DO THIS - Transcribe the records below in full; pictures stay out of the copy.

(Collected data entries)
* * * * *
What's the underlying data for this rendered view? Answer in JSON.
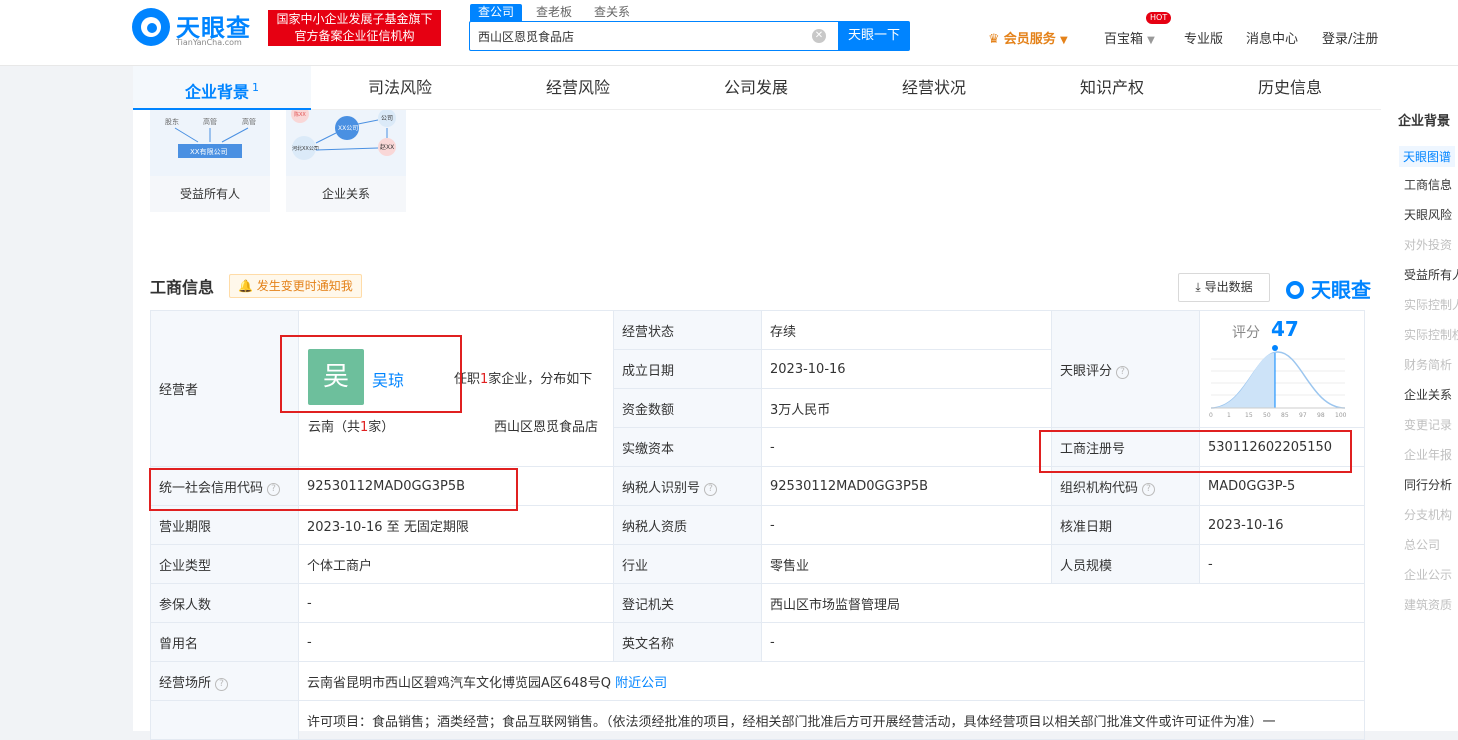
{
  "brand": {
    "name": "天眼查",
    "sub": "TianYanCha.com",
    "slogan_line1": "国家中小企业发展子基金旗下",
    "slogan_line2": "官方备案企业征信机构"
  },
  "search": {
    "tabs": [
      "查公司",
      "查老板",
      "查关系"
    ],
    "query": "西山区恩觅食品店",
    "button": "天眼一下"
  },
  "topnav": {
    "vip": "会员服务",
    "toolbox": "百宝箱",
    "hot": "HOT",
    "pro": "专业版",
    "messages": "消息中心",
    "login": "登录/注册"
  },
  "tabs": [
    {
      "label": "企业背景",
      "count": "1"
    },
    {
      "label": "司法风险"
    },
    {
      "label": "经营风险"
    },
    {
      "label": "公司发展"
    },
    {
      "label": "经营状况"
    },
    {
      "label": "知识产权"
    },
    {
      "label": "历史信息"
    }
  ],
  "cards": [
    {
      "label": "受益所有人",
      "img": [
        "股东",
        "高管",
        "高管",
        "XX有限公司"
      ]
    },
    {
      "label": "企业关系",
      "img": [
        "XX公司",
        "公司",
        "河北XX公司",
        "赵XX",
        "陈XX"
      ]
    }
  ],
  "section": {
    "title": "工商信息",
    "notify": "发生变更时通知我",
    "export": "导出数据",
    "watermark": "天眼查"
  },
  "operator": {
    "label": "经营者",
    "avatar": "吴",
    "name": "吴琼",
    "summary_pre": "任职",
    "summary_count": "1",
    "summary_post": "家企业，分布如下",
    "region_pre": "云南（共",
    "region_count": "1",
    "region_post": "家）",
    "company": "西山区恩觅食品店"
  },
  "fields": {
    "status": {
      "k": "经营状态",
      "v": "存续"
    },
    "founded": {
      "k": "成立日期",
      "v": "2023-10-16"
    },
    "capital": {
      "k": "资金数额",
      "v": "3万人民币"
    },
    "paid": {
      "k": "实缴资本",
      "v": "-"
    },
    "score": {
      "k": "天眼评分",
      "label": "评分",
      "value": "47",
      "ticks": [
        "0",
        "1",
        "15",
        "50",
        "85",
        "97",
        "98",
        "100"
      ]
    },
    "regno": {
      "k": "工商注册号",
      "v": "530112602205150"
    },
    "credit": {
      "k": "统一社会信用代码",
      "v": "92530112MAD0GG3P5B"
    },
    "taxid": {
      "k": "纳税人识别号",
      "v": "92530112MAD0GG3P5B"
    },
    "orgcode": {
      "k": "组织机构代码",
      "v": "MAD0GG3P-5"
    },
    "term": {
      "k": "营业期限",
      "v": "2023-10-16 至 无固定期限"
    },
    "taxqual": {
      "k": "纳税人资质",
      "v": "-"
    },
    "approve": {
      "k": "核准日期",
      "v": "2023-10-16"
    },
    "type": {
      "k": "企业类型",
      "v": "个体工商户"
    },
    "industry": {
      "k": "行业",
      "v": "零售业"
    },
    "staff": {
      "k": "人员规模",
      "v": "-"
    },
    "insured": {
      "k": "参保人数",
      "v": "-"
    },
    "authority": {
      "k": "登记机关",
      "v": "西山区市场监督管理局"
    },
    "formername": {
      "k": "曾用名",
      "v": "-"
    },
    "enname": {
      "k": "英文名称",
      "v": "-"
    },
    "address": {
      "k": "经营场所",
      "v": "云南省昆明市西山区碧鸡汽车文化博览园A区648号Q",
      "link": "附近公司"
    },
    "scope": {
      "v": "许可项目：食品销售；酒类经营；食品互联网销售。（依法须经批准的项目，经相关部门批准后方可开展经营活动，具体经营项目以相关部门批准文件或许可证件为准）一"
    }
  },
  "sidebar": {
    "head": "企业背景",
    "items": [
      {
        "label": "天眼图谱",
        "state": "active"
      },
      {
        "label": "工商信息",
        "state": "normal"
      },
      {
        "label": "天眼风险",
        "state": "normal"
      },
      {
        "label": "对外投资",
        "state": "dim"
      },
      {
        "label": "受益所有人",
        "state": "normal"
      },
      {
        "label": "实际控制人",
        "state": "dim"
      },
      {
        "label": "实际控制权",
        "state": "dim"
      },
      {
        "label": "财务简析",
        "state": "dim"
      },
      {
        "label": "企业关系",
        "state": "normal"
      },
      {
        "label": "变更记录",
        "state": "dim"
      },
      {
        "label": "企业年报",
        "state": "dim"
      },
      {
        "label": "同行分析",
        "state": "normal"
      },
      {
        "label": "分支机构",
        "state": "dim"
      },
      {
        "label": "总公司",
        "state": "dim"
      },
      {
        "label": "企业公示",
        "state": "dim"
      },
      {
        "label": "建筑资质",
        "state": "dim"
      }
    ]
  },
  "colors": {
    "brand": "#0084ff",
    "highlight": "#e02020",
    "vip": "#e4821a"
  }
}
* * * * *
RESULT -
What's the underlying data for this rendered view? Answer in JSON.
{
  "brand": {
    "name": "天眼查",
    "sub": "TianYanCha.com",
    "slogan_line1": "国家中小企业发展子基金旗下",
    "slogan_line2": "官方备案企业征信机构"
  },
  "search": {
    "tabs": [
      "查公司",
      "查老板",
      "查关系"
    ],
    "query": "西山区恩觅食品店",
    "button": "天眼一下"
  },
  "topnav": {
    "vip": "会员服务",
    "toolbox": "百宝箱",
    "hot": "HOT",
    "pro": "专业版",
    "messages": "消息中心",
    "login": "登录/注册"
  },
  "tabs": [
    {
      "label": "企业背景",
      "count": "1"
    },
    {
      "label": "司法风险"
    },
    {
      "label": "经营风险"
    },
    {
      "label": "公司发展"
    },
    {
      "label": "经营状况"
    },
    {
      "label": "知识产权"
    },
    {
      "label": "历史信息"
    }
  ],
  "cards": [
    {
      "label": "受益所有人",
      "img": [
        "股东",
        "高管",
        "高管",
        "XX有限公司"
      ]
    },
    {
      "label": "企业关系",
      "img": [
        "XX公司",
        "公司",
        "河北XX公司",
        "赵XX",
        "陈XX"
      ]
    }
  ],
  "section": {
    "title": "工商信息",
    "notify": "发生变更时通知我",
    "export": "导出数据",
    "watermark": "天眼查"
  },
  "operator": {
    "label": "经营者",
    "avatar": "吴",
    "name": "吴琼",
    "summary_pre": "任职",
    "summary_count": "1",
    "summary_post": "家企业，分布如下",
    "region_pre": "云南（共",
    "region_count": "1",
    "region_post": "家）",
    "company": "西山区恩觅食品店"
  },
  "fields": {
    "status": {
      "k": "经营状态",
      "v": "存续"
    },
    "founded": {
      "k": "成立日期",
      "v": "2023-10-16"
    },
    "capital": {
      "k": "资金数额",
      "v": "3万人民币"
    },
    "paid": {
      "k": "实缴资本",
      "v": "-"
    },
    "score": {
      "k": "天眼评分",
      "label": "评分",
      "value": "47",
      "ticks": [
        "0",
        "1",
        "15",
        "50",
        "85",
        "97",
        "98",
        "100"
      ]
    },
    "regno": {
      "k": "工商注册号",
      "v": "530112602205150"
    },
    "credit": {
      "k": "统一社会信用代码",
      "v": "92530112MAD0GG3P5B"
    },
    "taxid": {
      "k": "纳税人识别号",
      "v": "92530112MAD0GG3P5B"
    },
    "orgcode": {
      "k": "组织机构代码",
      "v": "MAD0GG3P-5"
    },
    "term": {
      "k": "营业期限",
      "v": "2023-10-16 至 无固定期限"
    },
    "taxqual": {
      "k": "纳税人资质",
      "v": "-"
    },
    "approve": {
      "k": "核准日期",
      "v": "2023-10-16"
    },
    "type": {
      "k": "企业类型",
      "v": "个体工商户"
    },
    "industry": {
      "k": "行业",
      "v": "零售业"
    },
    "staff": {
      "k": "人员规模",
      "v": "-"
    },
    "insured": {
      "k": "参保人数",
      "v": "-"
    },
    "authority": {
      "k": "登记机关",
      "v": "西山区市场监督管理局"
    },
    "formername": {
      "k": "曾用名",
      "v": "-"
    },
    "enname": {
      "k": "英文名称",
      "v": "-"
    },
    "address": {
      "k": "经营场所",
      "v": "云南省昆明市西山区碧鸡汽车文化博览园A区648号Q",
      "link": "附近公司"
    },
    "scope": {
      "v": "许可项目：食品销售；酒类经营；食品互联网销售。（依法须经批准的项目，经相关部门批准后方可开展经营活动，具体经营项目以相关部门批准文件或许可证件为准）一"
    }
  },
  "sidebar": {
    "head": "企业背景",
    "items": [
      {
        "label": "天眼图谱",
        "state": "active"
      },
      {
        "label": "工商信息",
        "state": "normal"
      },
      {
        "label": "天眼风险",
        "state": "normal"
      },
      {
        "label": "对外投资",
        "state": "dim"
      },
      {
        "label": "受益所有人",
        "state": "normal"
      },
      {
        "label": "实际控制人",
        "state": "dim"
      },
      {
        "label": "实际控制权",
        "state": "dim"
      },
      {
        "label": "财务简析",
        "state": "dim"
      },
      {
        "label": "企业关系",
        "state": "normal"
      },
      {
        "label": "变更记录",
        "state": "dim"
      },
      {
        "label": "企业年报",
        "state": "dim"
      },
      {
        "label": "同行分析",
        "state": "normal"
      },
      {
        "label": "分支机构",
        "state": "dim"
      },
      {
        "label": "总公司",
        "state": "dim"
      },
      {
        "label": "企业公示",
        "state": "dim"
      },
      {
        "label": "建筑资质",
        "state": "dim"
      }
    ]
  },
  "colors": {
    "brand": "#0084ff",
    "highlight": "#e02020",
    "vip": "#e4821a"
  }
}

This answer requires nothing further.